=== THE REQUEST ===
Spot each line in the records below where the word "locales" occurs, then copy it.

[START OF AVAILABLE DATA]

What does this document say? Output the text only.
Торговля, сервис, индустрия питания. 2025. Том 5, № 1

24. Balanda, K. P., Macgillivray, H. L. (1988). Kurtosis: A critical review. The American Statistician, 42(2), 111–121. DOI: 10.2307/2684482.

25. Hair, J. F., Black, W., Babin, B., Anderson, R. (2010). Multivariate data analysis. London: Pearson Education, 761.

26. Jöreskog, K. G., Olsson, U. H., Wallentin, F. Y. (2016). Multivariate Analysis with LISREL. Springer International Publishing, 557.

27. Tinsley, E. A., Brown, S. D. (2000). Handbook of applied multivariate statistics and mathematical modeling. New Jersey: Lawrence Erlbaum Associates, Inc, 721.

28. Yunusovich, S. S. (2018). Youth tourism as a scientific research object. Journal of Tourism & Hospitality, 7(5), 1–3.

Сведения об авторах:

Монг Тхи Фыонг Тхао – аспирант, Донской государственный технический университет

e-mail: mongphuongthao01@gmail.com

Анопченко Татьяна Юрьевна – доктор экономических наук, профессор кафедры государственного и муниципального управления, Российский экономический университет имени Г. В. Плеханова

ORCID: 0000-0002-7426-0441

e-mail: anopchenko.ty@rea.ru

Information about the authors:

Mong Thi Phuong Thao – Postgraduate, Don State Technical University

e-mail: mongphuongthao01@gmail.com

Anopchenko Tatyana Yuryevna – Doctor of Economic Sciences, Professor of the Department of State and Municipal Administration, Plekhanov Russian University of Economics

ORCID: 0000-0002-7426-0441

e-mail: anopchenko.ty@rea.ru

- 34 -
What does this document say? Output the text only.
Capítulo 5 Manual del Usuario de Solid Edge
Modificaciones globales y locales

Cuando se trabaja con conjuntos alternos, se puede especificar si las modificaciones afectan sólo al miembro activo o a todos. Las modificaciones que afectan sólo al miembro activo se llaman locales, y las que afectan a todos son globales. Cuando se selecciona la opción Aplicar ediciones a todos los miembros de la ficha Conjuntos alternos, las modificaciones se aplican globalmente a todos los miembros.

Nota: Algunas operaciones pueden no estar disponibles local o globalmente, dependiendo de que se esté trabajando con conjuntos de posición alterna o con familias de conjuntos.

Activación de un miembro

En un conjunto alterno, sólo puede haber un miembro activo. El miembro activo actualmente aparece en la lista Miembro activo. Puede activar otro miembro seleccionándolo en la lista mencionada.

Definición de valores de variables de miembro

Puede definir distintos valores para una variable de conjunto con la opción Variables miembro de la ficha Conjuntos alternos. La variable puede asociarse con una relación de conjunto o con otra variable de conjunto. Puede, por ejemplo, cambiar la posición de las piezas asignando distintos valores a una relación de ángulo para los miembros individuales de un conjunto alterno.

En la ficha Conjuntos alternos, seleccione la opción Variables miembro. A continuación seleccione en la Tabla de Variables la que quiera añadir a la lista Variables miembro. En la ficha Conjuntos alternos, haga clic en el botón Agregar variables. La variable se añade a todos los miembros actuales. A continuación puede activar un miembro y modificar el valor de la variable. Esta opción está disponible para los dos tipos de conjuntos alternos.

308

[END OF AVAILABLE DATA]

=== FINISHED ANSWER ===
Modificaciones globales y locales
Cuando se trabaja con conjuntos alternos, se puede especificar si las modificaciones afectan sólo al miembro activo o a todos. Las modificaciones que afectan sólo al miembro activo se llaman locales, y las que afectan a todos son globales. Cuando se selecciona la opción Aplicar ediciones a todos los miembros de la ficha Conjuntos alternos, las modificaciones se aplican globalmente a todos los miembros.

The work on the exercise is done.